[What the exercise asks]: Return every line below in which "Trained" appears.

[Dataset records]

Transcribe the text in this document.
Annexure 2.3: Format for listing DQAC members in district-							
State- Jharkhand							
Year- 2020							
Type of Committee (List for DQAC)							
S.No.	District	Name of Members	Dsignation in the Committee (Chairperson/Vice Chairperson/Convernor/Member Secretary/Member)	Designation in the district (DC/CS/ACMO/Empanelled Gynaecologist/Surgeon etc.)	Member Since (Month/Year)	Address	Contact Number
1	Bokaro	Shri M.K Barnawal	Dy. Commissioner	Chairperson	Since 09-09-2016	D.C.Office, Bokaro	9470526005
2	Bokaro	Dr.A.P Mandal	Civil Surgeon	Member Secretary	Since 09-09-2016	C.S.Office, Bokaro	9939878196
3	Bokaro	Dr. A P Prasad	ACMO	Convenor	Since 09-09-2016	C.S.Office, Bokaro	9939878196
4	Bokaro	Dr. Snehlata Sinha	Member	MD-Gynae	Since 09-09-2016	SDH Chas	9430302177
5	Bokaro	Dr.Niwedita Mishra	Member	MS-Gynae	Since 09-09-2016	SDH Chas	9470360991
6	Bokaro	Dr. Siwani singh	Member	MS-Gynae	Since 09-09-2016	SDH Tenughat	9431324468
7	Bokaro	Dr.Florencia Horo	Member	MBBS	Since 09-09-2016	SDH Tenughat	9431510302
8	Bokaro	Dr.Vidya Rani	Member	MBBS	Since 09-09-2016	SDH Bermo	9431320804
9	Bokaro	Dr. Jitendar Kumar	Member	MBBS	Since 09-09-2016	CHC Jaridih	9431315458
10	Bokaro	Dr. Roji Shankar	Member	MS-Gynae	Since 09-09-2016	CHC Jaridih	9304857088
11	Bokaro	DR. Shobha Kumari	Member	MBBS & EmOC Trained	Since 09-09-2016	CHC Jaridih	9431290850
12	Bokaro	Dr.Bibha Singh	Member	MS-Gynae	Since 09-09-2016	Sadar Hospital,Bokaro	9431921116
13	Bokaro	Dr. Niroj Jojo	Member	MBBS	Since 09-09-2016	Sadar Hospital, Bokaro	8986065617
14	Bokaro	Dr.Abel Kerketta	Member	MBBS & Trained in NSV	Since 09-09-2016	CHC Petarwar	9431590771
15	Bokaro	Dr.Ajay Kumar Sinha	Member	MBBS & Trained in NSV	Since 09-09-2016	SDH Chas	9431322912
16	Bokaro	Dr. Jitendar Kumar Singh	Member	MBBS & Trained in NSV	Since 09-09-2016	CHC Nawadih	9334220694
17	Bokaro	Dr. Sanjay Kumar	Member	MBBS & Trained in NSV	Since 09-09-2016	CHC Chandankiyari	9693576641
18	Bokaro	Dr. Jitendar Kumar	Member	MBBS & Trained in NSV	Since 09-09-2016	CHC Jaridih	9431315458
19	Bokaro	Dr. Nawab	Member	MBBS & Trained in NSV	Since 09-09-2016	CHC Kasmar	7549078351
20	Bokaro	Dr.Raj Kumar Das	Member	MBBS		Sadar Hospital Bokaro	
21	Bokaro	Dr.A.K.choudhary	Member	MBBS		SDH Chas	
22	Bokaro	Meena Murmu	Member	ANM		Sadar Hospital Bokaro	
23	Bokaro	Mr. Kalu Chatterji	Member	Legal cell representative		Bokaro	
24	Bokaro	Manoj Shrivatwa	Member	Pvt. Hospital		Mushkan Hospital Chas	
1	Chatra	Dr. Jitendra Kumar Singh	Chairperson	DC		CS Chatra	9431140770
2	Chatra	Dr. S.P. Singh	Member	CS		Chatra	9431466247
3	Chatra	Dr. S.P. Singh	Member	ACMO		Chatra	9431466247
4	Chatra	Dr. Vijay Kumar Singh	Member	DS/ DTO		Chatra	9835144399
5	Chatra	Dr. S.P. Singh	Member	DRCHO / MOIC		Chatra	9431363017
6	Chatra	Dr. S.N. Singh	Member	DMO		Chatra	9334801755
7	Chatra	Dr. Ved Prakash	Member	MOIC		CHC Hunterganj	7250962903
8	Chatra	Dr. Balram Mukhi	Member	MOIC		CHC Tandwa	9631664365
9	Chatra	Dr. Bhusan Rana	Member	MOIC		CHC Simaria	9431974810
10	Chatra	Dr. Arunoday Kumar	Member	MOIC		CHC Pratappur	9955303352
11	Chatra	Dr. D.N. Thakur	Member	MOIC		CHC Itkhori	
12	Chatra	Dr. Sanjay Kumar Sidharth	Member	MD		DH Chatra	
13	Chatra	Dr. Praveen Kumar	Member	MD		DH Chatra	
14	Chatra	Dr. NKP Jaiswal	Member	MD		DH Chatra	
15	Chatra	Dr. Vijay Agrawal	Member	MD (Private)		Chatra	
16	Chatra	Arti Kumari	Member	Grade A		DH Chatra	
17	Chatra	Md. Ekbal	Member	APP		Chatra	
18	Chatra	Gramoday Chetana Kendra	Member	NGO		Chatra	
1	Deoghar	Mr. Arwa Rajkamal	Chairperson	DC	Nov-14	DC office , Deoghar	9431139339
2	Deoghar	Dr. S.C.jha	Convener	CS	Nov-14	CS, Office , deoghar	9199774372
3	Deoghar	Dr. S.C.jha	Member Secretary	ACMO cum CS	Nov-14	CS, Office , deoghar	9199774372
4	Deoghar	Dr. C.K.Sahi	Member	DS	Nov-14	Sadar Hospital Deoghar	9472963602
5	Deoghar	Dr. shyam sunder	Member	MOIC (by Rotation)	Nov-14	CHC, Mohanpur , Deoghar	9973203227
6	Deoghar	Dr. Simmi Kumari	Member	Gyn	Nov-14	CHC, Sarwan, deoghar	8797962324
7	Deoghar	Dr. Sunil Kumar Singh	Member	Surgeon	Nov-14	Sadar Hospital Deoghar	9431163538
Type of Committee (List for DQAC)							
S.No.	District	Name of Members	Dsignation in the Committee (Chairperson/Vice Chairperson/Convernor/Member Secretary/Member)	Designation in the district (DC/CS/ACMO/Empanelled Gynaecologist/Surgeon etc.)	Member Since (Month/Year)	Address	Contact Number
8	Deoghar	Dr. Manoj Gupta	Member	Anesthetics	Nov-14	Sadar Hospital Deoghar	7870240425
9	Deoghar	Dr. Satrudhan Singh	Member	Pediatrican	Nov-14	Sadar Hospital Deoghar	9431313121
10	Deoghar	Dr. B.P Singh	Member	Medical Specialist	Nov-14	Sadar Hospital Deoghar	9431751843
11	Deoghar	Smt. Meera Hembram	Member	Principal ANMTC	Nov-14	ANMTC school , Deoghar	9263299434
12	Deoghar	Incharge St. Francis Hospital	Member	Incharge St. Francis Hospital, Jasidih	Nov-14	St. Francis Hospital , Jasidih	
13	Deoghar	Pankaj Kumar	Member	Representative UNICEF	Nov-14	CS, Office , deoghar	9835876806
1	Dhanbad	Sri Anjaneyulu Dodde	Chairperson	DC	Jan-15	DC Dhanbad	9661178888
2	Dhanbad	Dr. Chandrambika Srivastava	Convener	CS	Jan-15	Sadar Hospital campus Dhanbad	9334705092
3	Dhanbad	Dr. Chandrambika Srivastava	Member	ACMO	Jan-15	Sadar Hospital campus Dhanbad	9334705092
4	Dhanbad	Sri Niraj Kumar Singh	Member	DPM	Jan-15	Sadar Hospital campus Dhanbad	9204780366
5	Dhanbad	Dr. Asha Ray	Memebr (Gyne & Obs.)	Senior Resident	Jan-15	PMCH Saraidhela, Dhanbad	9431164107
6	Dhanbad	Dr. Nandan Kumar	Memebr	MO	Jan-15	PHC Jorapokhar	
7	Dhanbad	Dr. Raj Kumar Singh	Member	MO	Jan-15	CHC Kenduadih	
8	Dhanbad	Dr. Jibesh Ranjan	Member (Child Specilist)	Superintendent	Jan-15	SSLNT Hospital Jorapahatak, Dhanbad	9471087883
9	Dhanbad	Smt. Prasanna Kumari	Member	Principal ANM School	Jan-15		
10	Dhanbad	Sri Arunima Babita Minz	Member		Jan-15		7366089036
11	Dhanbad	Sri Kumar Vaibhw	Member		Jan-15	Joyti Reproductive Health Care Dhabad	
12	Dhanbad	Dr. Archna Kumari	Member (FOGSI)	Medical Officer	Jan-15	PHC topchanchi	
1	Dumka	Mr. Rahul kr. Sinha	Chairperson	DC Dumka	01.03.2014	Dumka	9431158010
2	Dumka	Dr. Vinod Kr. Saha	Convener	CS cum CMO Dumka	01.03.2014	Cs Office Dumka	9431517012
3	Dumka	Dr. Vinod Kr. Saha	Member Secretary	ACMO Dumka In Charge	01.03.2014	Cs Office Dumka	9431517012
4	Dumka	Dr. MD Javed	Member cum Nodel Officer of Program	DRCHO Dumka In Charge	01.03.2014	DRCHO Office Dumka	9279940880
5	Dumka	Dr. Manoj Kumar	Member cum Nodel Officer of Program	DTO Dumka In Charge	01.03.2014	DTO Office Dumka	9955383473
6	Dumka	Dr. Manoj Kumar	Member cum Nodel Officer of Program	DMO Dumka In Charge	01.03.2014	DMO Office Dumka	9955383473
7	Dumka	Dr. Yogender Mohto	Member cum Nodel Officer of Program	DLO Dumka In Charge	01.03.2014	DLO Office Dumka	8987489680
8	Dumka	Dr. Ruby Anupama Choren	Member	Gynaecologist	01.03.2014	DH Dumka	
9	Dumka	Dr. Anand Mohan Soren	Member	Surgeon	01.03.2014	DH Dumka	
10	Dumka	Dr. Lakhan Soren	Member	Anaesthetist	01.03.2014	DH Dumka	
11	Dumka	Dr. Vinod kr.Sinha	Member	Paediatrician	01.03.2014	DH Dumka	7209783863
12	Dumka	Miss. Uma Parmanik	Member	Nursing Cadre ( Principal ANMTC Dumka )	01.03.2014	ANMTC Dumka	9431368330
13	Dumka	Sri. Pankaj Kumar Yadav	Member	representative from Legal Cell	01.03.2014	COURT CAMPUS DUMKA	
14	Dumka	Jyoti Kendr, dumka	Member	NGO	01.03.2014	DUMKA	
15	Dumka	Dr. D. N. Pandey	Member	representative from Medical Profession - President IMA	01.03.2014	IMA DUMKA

[Exercise answer]:
11	Bokaro	DR. Shobha Kumari	Member	MBBS & EmOC Trained	Since 09-09-2016	CHC Jaridih	9431290850
14	Bokaro	Dr.Abel Kerketta	Member	MBBS & Trained in NSV	Since 09-09-2016	CHC Petarwar	9431590771
15	Bokaro	Dr.Ajay Kumar Sinha	Member	MBBS & Trained in NSV	Since 09-09-2016	SDH Chas	9431322912
16	Bokaro	Dr. Jitendar Kumar Singh	Member	MBBS & Trained in NSV	Since 09-09-2016	CHC Nawadih	9334220694
17	Bokaro	Dr. Sanjay Kumar	Member	MBBS & Trained in NSV	Since 09-09-2016	CHC Chandankiyari	9693576641
18	Bokaro	Dr. Jitendar Kumar	Member	MBBS & Trained in NSV	Since 09-09-2016	CHC Jaridih	9431315458
19	Bokaro	Dr. Nawab	Member	MBBS & Trained in NSV	Since 09-09-2016	CHC Kasmar	7549078351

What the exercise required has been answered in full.